:: DATA PROVIDED ::

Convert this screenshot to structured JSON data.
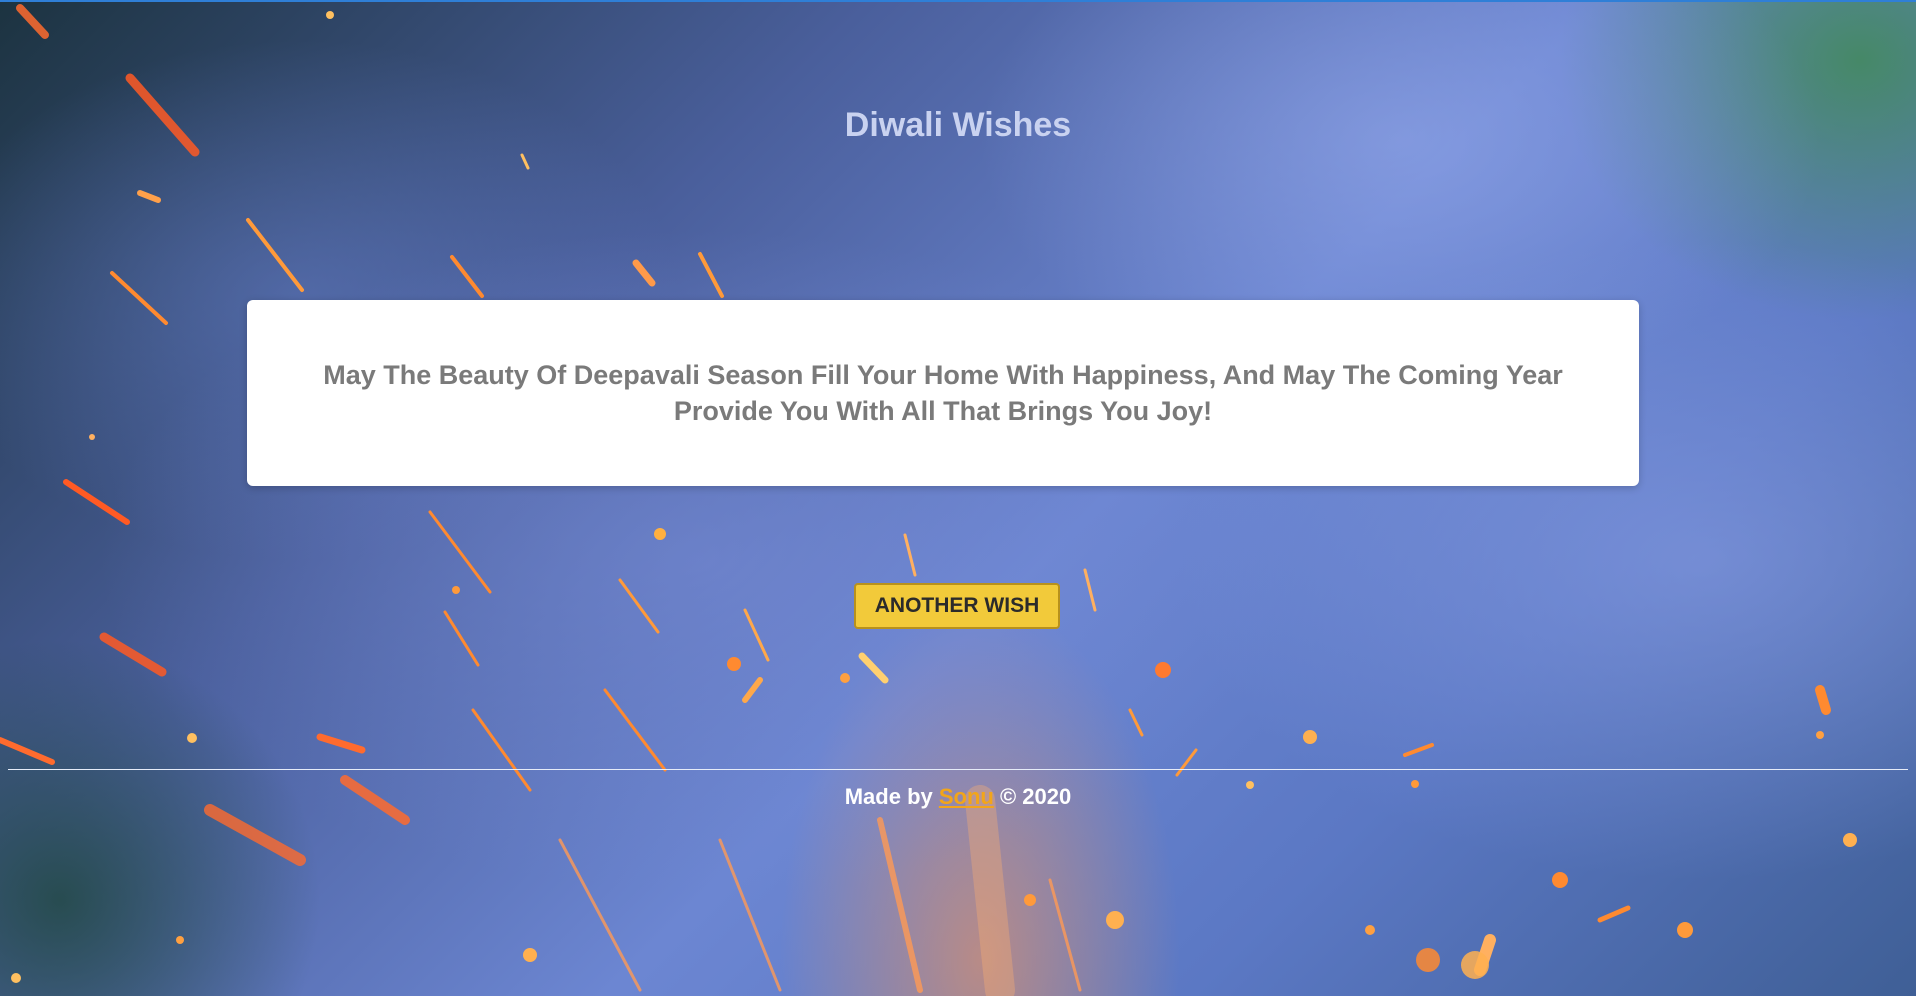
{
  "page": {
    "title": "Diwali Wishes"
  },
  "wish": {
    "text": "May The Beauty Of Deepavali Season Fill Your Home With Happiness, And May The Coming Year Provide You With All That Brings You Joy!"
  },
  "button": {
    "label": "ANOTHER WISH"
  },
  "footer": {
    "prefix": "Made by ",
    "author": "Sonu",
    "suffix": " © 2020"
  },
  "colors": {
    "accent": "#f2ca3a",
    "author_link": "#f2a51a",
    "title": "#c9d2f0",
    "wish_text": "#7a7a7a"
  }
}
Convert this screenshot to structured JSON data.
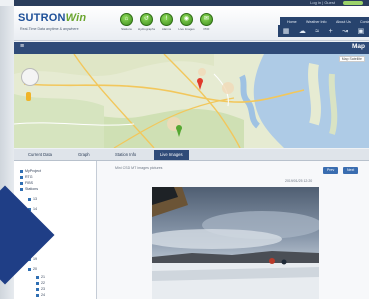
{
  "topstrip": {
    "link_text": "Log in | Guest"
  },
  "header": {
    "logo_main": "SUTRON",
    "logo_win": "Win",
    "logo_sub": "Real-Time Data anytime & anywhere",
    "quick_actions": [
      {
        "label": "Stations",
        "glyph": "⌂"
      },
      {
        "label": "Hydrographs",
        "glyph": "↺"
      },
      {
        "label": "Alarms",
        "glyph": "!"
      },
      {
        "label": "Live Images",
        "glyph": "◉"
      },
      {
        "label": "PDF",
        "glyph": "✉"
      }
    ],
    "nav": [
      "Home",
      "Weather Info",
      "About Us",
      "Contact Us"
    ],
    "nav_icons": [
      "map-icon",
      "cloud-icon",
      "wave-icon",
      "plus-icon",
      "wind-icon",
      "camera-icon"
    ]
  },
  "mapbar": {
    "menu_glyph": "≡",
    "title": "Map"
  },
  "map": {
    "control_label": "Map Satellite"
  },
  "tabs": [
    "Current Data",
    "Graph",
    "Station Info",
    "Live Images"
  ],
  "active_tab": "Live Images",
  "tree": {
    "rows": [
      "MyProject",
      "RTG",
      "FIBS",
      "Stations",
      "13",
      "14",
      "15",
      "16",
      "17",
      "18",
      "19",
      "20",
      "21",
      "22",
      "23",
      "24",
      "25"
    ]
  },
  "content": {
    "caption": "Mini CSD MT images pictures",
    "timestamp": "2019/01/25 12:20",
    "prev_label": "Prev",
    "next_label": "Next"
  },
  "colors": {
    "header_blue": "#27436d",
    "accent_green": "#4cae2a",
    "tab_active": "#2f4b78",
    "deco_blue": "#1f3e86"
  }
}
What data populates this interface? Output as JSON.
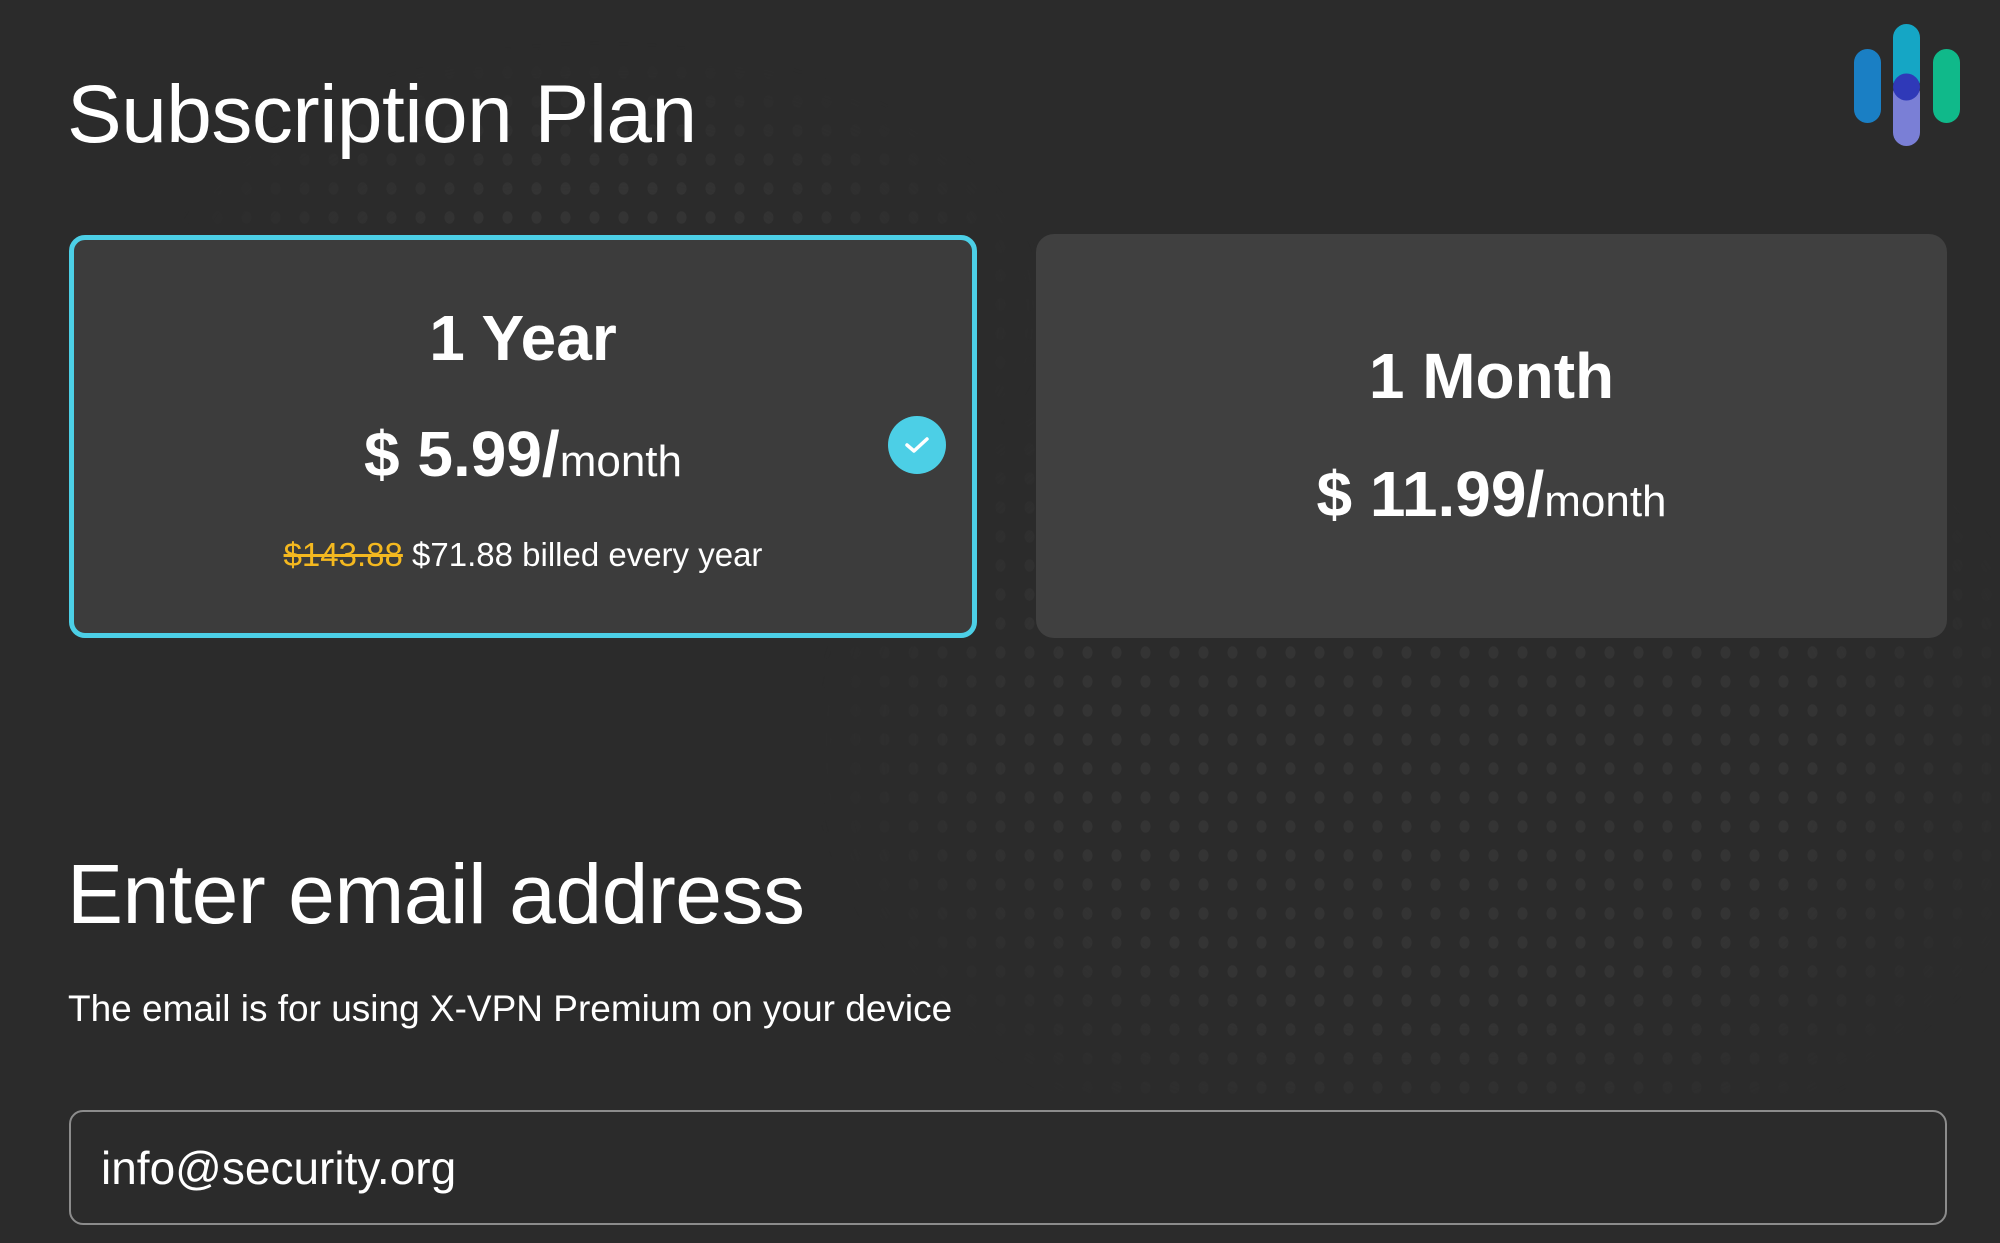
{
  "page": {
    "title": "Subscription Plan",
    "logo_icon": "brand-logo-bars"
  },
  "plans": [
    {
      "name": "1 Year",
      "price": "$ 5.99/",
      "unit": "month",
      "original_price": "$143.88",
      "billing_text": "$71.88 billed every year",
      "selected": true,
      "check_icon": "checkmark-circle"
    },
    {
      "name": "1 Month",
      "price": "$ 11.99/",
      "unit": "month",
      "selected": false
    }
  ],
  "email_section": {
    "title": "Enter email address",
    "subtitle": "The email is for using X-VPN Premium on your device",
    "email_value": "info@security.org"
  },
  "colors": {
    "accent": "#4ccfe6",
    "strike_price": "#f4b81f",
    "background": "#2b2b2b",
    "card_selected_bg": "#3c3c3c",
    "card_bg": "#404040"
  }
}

:::

EXERCISE AIM:
Repeat the data exactly, excluding the pictures.

IN RESPONSE:
Convert this screenshot to structured JSON data.
{
  "page": {
    "title": "Diwali Wishes"
  },
  "wish": {
    "text": "May The Beauty Of Deepavali Season Fill Your Home With Happiness, And May The Coming Year Provide You With All That Brings You Joy!"
  },
  "button": {
    "label": "ANOTHER WISH"
  },
  "footer": {
    "prefix": "Made by ",
    "author": "Sonu",
    "suffix": " © 2020"
  },
  "colors": {
    "accent": "#f2ca3a",
    "author_link": "#f2a51a",
    "title": "#c9d2f0",
    "wish_text": "#7a7a7a"
  }
}
Convert this screenshot to structured JSON data.
{
  "topstrip": {
    "link_text": "Log in | Guest"
  },
  "header": {
    "logo_main": "SUTRON",
    "logo_win": "Win",
    "logo_sub": "Real-Time Data anytime & anywhere",
    "quick_actions": [
      {
        "label": "Stations",
        "glyph": "⌂"
      },
      {
        "label": "Hydrographs",
        "glyph": "↺"
      },
      {
        "label": "Alarms",
        "glyph": "!"
      },
      {
        "label": "Live Images",
        "glyph": "◉"
      },
      {
        "label": "PDF",
        "glyph": "✉"
      }
    ],
    "nav": [
      "Home",
      "Weather Info",
      "About Us",
      "Contact Us"
    ],
    "nav_icons": [
      "map-icon",
      "cloud-icon",
      "wave-icon",
      "plus-icon",
      "wind-icon",
      "camera-icon"
    ]
  },
  "mapbar": {
    "menu_glyph": "≡",
    "title": "Map"
  },
  "map": {
    "control_label": "Map Satellite"
  },
  "tabs": [
    "Current Data",
    "Graph",
    "Station Info",
    "Live Images"
  ],
  "active_tab": "Live Images",
  "tree": {
    "rows": [
      "MyProject",
      "RTG",
      "FIBS",
      "Stations",
      "13",
      "14",
      "15",
      "16",
      "17",
      "18",
      "19",
      "20",
      "21",
      "22",
      "23",
      "24",
      "25"
    ]
  },
  "content": {
    "caption": "Mini CSD MT images pictures",
    "timestamp": "2019/01/25 12:20",
    "prev_label": "Prev",
    "next_label": "Next"
  },
  "colors": {
    "header_blue": "#27436d",
    "accent_green": "#4cae2a",
    "tab_active": "#2f4b78",
    "deco_blue": "#1f3e86"
  }
}
What data populates this interface? Output as JSON.
{
  "page": {
    "title": "Subscription Plan",
    "logo_icon": "brand-logo-bars"
  },
  "plans": [
    {
      "name": "1 Year",
      "price": "$ 5.99/",
      "unit": "month",
      "original_price": "$143.88",
      "billing_text": "$71.88 billed every year",
      "selected": true,
      "check_icon": "checkmark-circle"
    },
    {
      "name": "1 Month",
      "price": "$ 11.99/",
      "unit": "month",
      "selected": false
    }
  ],
  "email_section": {
    "title": "Enter email address",
    "subtitle": "The email is for using X-VPN Premium on your device",
    "email_value": "info@security.org"
  },
  "colors": {
    "accent": "#4ccfe6",
    "strike_price": "#f4b81f",
    "background": "#2b2b2b",
    "card_selected_bg": "#3c3c3c",
    "card_bg": "#404040"
  }
}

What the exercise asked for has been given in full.